## The request
Pull out every line with the word "name".

## Record list
* Begin *
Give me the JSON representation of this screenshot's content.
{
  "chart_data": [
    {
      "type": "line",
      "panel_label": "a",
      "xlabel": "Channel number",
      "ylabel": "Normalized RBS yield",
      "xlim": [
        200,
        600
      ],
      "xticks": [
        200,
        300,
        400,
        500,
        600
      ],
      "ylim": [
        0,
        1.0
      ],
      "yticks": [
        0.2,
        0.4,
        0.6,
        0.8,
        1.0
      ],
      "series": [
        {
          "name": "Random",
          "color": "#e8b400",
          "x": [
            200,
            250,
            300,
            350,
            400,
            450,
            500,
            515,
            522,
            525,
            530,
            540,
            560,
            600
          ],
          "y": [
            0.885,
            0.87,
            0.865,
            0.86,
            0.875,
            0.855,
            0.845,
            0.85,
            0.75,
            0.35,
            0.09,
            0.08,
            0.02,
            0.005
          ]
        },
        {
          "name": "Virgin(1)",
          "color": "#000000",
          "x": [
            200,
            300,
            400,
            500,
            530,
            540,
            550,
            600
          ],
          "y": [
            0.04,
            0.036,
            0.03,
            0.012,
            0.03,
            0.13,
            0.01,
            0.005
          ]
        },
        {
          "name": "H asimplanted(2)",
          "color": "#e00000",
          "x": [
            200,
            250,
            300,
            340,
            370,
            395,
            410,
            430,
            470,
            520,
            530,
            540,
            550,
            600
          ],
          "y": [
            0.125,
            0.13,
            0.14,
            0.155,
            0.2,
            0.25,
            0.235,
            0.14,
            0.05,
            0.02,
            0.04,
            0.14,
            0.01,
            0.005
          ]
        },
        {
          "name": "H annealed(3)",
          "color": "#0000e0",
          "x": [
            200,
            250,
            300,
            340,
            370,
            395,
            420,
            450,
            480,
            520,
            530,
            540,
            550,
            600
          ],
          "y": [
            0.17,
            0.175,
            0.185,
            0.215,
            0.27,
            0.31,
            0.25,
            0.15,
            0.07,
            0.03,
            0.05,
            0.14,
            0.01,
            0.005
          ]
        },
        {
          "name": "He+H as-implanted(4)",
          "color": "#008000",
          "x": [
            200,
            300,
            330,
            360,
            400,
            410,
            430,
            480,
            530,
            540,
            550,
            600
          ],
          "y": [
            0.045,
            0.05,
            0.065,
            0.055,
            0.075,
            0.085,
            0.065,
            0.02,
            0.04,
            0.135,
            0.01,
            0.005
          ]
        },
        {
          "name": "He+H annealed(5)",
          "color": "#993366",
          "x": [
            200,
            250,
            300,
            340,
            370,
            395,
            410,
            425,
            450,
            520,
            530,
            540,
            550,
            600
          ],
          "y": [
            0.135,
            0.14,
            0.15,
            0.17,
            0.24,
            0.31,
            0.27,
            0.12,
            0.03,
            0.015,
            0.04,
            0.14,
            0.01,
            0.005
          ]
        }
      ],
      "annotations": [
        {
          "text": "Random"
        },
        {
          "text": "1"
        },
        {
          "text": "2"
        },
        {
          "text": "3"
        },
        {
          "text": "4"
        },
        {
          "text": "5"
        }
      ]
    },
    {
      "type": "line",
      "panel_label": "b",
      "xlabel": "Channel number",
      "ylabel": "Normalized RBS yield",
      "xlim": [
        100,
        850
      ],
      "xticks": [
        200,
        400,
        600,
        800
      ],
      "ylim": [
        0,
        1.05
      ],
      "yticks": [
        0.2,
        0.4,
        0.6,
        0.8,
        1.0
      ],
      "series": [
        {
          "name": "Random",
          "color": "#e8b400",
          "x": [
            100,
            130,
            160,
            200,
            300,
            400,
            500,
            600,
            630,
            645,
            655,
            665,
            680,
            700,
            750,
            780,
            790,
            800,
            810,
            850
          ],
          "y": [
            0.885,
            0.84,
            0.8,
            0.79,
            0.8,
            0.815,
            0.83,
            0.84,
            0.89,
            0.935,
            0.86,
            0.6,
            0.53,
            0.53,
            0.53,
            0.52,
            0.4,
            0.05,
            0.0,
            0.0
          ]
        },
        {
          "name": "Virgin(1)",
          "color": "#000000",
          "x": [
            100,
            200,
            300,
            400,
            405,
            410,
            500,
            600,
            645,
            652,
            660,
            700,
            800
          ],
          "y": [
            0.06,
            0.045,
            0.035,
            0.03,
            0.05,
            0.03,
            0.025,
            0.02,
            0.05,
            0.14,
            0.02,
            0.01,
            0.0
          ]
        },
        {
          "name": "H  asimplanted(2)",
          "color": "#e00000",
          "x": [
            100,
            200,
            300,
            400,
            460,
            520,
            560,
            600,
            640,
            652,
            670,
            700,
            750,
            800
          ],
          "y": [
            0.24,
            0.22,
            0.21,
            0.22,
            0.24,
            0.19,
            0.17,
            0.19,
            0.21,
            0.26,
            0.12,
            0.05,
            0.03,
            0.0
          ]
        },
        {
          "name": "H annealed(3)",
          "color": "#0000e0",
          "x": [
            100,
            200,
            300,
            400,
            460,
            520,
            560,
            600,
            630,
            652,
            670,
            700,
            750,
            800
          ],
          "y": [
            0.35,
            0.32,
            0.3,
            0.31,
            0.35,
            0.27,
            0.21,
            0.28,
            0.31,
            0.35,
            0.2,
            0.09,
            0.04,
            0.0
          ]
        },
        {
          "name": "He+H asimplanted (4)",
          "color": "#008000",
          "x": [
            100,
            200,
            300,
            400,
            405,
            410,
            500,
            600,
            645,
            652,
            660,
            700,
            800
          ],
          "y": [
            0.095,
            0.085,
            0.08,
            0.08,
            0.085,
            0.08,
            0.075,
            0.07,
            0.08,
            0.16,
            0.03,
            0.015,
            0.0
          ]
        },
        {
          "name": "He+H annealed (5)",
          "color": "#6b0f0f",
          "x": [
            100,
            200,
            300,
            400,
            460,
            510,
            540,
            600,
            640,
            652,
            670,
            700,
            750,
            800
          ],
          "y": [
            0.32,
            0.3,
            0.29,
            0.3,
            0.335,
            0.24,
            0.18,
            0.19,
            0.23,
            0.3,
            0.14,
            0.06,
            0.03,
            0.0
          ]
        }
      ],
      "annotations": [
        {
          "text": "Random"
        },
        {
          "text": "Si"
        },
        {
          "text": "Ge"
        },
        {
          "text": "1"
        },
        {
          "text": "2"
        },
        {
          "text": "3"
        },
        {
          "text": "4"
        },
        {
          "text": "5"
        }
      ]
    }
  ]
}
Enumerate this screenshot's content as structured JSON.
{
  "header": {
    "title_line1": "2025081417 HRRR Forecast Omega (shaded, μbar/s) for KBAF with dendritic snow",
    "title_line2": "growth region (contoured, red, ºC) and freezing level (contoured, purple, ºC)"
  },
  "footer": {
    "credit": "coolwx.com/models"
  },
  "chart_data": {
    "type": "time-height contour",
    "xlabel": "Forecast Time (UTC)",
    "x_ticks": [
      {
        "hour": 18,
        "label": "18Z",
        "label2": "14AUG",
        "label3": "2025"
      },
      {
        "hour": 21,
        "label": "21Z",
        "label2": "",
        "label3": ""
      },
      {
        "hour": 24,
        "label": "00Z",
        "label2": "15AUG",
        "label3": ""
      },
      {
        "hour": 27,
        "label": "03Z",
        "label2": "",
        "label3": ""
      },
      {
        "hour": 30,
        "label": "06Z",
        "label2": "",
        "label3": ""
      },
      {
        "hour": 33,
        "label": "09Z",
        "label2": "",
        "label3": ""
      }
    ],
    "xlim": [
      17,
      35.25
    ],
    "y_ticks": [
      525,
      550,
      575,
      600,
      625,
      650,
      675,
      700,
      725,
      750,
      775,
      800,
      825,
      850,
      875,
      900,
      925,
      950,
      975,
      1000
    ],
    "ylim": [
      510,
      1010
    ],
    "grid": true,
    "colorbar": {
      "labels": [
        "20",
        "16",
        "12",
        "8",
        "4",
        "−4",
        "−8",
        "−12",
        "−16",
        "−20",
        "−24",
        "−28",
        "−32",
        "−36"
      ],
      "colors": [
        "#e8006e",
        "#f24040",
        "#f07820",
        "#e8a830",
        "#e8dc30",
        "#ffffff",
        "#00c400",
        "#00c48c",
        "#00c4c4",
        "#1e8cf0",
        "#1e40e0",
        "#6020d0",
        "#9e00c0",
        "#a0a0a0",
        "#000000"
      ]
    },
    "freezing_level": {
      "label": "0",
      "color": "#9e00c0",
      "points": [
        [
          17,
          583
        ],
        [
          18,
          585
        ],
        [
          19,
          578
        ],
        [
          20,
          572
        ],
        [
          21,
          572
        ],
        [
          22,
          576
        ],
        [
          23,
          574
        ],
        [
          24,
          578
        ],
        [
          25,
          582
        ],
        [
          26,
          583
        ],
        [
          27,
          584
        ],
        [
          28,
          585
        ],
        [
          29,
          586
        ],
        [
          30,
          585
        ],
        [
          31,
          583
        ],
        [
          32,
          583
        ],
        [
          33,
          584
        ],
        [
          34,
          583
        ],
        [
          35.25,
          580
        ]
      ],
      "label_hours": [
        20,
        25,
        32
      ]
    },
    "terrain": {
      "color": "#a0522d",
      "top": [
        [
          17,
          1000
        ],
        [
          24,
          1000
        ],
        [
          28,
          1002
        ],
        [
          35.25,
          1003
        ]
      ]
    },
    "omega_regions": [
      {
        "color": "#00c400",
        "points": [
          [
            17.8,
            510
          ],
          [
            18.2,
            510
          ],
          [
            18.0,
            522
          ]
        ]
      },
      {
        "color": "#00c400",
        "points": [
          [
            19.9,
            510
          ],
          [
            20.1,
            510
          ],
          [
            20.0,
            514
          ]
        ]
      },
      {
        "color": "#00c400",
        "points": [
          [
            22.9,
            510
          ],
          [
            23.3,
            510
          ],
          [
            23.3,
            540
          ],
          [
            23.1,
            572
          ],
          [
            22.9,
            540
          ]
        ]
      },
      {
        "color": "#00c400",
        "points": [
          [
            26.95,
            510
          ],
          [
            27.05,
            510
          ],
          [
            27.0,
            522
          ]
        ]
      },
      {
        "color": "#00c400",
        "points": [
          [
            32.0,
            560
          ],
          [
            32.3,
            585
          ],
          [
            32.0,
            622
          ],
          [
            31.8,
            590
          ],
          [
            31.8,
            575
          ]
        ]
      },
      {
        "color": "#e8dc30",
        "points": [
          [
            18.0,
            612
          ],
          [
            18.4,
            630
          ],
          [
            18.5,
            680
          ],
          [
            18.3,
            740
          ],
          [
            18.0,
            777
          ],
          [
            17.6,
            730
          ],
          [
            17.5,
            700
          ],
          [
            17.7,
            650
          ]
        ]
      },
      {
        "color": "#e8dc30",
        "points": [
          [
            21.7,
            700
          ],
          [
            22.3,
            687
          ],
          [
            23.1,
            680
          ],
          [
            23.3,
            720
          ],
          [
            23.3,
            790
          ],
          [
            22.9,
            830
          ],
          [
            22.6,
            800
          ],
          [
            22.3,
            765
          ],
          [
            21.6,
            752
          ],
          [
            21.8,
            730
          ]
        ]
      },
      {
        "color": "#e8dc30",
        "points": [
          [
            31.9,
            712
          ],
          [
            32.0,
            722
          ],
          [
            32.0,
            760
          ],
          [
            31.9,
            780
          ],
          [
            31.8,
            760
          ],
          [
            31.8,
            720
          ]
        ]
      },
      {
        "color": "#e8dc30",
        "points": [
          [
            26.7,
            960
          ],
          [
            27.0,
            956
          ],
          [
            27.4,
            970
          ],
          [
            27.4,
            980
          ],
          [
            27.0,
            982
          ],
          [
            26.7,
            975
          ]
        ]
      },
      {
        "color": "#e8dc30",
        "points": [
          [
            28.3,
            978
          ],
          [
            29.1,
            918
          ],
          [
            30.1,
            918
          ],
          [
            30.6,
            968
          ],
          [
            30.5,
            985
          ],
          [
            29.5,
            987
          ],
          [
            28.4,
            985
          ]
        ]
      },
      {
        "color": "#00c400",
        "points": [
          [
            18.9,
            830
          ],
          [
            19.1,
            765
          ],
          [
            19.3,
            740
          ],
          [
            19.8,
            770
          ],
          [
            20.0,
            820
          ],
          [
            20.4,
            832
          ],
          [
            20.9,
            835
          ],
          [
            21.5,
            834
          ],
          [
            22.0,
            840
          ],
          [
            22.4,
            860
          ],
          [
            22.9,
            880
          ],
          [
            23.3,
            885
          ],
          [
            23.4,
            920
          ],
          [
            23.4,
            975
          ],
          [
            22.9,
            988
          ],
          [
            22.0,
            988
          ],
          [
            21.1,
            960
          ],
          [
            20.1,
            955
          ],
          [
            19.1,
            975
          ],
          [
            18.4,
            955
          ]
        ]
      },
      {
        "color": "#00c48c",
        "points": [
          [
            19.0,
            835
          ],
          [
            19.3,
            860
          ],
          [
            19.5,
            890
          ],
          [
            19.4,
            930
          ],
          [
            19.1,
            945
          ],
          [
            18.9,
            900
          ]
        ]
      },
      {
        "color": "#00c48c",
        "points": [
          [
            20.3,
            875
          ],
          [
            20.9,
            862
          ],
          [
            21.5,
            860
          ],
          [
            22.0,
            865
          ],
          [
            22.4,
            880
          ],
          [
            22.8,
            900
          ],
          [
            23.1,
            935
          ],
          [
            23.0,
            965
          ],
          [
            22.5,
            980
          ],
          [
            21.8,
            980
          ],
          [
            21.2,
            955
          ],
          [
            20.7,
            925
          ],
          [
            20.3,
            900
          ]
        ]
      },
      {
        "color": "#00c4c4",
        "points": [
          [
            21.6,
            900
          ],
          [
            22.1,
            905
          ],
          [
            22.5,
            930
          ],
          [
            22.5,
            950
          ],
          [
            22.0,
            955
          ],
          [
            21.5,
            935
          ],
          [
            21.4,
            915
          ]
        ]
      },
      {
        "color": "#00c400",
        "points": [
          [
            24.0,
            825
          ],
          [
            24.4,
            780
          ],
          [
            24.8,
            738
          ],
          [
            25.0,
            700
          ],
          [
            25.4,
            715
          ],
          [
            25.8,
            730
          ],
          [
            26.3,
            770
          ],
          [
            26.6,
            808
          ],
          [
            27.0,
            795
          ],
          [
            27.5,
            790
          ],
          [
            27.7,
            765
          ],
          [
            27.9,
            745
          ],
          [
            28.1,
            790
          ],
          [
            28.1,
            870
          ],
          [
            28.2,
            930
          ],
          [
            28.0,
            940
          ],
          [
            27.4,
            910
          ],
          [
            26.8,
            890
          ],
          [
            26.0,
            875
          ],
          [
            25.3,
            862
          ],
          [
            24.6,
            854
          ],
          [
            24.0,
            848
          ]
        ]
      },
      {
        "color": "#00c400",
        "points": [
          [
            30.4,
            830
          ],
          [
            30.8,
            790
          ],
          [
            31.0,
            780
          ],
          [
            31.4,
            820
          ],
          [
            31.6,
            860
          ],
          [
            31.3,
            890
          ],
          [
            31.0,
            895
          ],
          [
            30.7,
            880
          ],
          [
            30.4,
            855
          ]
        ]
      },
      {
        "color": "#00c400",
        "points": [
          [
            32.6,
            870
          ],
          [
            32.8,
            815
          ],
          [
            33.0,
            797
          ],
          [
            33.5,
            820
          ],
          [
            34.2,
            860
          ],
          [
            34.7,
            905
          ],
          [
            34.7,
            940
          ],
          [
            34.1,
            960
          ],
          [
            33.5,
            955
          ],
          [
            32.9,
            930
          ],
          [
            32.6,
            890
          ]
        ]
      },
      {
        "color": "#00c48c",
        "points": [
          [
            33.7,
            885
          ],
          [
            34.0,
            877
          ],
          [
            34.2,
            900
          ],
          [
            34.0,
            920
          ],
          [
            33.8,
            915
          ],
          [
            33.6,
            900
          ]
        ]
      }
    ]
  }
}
* End *
## Exercise output
          "name": "Random",
          "name": "Virgin(1)",
          "name": "H asimplanted(2)",
          "name": "H annealed(3)",
          "name": "He+H as-implanted(4)",
          "name": "He+H annealed(5)",
          "name": "Random",
          "name": "Virgin(1)",
          "name": "H  asimplanted(2)",
          "name": "H annealed(3)",
          "name": "He+H asimplanted (4)",
          "name": "He+H annealed (5)",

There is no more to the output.